Stored data entries
____
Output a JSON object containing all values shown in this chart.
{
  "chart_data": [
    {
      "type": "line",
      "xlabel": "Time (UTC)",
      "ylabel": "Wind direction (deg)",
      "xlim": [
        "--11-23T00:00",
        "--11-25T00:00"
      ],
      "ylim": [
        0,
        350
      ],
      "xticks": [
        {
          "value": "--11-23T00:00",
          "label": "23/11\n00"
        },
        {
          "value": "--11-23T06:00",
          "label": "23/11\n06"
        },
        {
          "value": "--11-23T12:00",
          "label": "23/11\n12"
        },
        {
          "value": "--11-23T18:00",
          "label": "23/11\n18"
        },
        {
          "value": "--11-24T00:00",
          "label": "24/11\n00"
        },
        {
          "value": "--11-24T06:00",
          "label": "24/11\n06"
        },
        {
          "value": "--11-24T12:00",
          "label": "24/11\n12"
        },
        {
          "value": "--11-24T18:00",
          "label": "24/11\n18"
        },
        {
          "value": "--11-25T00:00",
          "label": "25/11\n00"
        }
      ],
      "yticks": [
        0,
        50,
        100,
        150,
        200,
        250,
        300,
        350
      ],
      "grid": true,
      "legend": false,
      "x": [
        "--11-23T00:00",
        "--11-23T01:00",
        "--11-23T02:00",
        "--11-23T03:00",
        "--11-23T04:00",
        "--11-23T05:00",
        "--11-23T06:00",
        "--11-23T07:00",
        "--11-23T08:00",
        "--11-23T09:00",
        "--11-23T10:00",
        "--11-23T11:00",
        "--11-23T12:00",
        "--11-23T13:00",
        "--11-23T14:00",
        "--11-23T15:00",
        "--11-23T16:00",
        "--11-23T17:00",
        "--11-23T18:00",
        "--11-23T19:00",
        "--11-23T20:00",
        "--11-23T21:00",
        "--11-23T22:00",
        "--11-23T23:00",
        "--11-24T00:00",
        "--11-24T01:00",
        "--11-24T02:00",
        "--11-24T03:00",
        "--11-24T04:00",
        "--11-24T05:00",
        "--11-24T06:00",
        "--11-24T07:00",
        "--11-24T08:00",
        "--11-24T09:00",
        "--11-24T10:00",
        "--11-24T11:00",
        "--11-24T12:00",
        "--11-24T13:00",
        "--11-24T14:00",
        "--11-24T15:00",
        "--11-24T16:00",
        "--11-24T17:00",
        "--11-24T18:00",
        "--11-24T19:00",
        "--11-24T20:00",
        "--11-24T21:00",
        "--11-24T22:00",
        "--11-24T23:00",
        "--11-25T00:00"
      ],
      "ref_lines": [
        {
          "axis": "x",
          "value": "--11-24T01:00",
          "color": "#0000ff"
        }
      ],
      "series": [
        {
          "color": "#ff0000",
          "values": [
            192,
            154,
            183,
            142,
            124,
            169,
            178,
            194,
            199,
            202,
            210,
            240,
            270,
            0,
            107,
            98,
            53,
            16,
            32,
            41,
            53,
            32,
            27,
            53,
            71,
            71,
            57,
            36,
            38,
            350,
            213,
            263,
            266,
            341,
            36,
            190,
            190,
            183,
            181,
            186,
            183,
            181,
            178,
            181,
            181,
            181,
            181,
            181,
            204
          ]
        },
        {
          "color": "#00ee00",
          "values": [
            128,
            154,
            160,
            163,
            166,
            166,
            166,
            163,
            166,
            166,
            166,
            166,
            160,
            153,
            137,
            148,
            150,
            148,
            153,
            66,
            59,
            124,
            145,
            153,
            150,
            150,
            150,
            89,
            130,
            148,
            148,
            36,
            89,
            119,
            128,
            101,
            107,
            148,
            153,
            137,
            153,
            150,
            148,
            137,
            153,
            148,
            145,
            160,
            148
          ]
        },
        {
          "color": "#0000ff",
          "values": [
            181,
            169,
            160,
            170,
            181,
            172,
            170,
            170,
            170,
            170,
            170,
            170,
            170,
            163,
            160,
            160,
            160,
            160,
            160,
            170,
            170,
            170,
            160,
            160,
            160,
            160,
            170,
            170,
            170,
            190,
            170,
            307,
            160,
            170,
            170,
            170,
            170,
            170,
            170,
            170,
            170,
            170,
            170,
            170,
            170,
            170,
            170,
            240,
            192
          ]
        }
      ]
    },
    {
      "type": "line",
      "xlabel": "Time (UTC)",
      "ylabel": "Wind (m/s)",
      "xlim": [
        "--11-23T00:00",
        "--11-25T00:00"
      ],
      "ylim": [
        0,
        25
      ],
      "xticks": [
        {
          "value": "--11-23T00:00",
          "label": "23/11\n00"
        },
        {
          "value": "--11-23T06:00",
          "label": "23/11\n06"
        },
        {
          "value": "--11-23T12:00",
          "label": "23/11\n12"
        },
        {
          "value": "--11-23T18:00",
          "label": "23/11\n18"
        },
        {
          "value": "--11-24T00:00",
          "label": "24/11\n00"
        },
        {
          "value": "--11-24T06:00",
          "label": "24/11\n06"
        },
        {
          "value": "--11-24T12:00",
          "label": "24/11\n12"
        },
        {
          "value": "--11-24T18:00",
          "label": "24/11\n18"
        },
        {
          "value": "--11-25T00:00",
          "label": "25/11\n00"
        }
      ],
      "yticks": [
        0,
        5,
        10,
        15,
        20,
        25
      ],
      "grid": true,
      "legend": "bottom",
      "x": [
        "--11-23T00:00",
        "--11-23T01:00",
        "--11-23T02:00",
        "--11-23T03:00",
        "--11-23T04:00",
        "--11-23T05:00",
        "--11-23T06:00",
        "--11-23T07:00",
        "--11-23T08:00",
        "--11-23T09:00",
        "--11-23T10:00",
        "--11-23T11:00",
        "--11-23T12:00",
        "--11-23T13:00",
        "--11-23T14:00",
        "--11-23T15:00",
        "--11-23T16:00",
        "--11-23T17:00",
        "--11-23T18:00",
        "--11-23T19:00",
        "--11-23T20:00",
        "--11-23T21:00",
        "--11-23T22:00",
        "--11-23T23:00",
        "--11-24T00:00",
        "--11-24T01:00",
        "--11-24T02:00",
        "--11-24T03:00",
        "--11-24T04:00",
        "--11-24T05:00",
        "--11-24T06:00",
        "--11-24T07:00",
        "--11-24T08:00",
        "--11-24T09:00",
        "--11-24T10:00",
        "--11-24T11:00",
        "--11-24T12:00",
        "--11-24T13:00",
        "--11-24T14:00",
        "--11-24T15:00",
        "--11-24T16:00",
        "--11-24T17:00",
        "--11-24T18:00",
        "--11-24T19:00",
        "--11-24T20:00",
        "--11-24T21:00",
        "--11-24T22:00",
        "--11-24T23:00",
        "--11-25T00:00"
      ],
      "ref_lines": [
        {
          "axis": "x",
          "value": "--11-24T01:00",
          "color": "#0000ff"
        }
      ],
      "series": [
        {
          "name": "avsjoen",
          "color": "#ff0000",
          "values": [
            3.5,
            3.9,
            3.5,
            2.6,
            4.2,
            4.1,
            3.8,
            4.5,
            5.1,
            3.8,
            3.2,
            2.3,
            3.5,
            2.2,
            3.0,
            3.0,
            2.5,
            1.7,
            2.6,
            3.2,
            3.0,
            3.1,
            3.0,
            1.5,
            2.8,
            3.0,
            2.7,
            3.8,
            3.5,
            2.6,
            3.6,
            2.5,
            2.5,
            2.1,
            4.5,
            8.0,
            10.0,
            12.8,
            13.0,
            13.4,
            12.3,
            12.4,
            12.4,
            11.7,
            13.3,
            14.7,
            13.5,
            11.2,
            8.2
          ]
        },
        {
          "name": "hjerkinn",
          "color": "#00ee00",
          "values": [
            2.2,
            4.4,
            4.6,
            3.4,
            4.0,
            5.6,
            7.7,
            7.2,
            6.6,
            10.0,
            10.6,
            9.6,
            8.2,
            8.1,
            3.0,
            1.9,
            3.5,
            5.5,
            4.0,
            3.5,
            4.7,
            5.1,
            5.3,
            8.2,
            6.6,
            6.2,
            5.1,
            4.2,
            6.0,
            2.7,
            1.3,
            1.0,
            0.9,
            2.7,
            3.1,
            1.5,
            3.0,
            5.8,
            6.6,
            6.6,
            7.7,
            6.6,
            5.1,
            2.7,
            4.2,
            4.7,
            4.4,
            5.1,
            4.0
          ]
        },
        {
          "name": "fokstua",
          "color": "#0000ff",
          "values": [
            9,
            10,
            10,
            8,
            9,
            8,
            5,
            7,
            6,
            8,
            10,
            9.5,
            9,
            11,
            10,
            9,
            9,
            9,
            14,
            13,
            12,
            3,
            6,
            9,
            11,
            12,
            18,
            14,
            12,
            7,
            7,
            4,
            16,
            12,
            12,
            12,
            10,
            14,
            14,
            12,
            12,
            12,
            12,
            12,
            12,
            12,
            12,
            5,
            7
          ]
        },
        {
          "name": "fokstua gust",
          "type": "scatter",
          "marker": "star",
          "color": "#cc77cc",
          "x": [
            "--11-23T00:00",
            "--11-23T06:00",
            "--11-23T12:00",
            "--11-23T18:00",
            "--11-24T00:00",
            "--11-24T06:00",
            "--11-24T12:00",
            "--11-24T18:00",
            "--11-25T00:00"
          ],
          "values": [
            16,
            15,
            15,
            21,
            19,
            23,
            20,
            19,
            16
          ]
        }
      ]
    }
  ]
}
____
# DIRECTION
Locate the lines above that contain "ylabel" and copy them.

# ANSWER FOR THE TASK
      "ylabel": "Wind direction (deg)",
      "ylabel": "Wind (m/s)",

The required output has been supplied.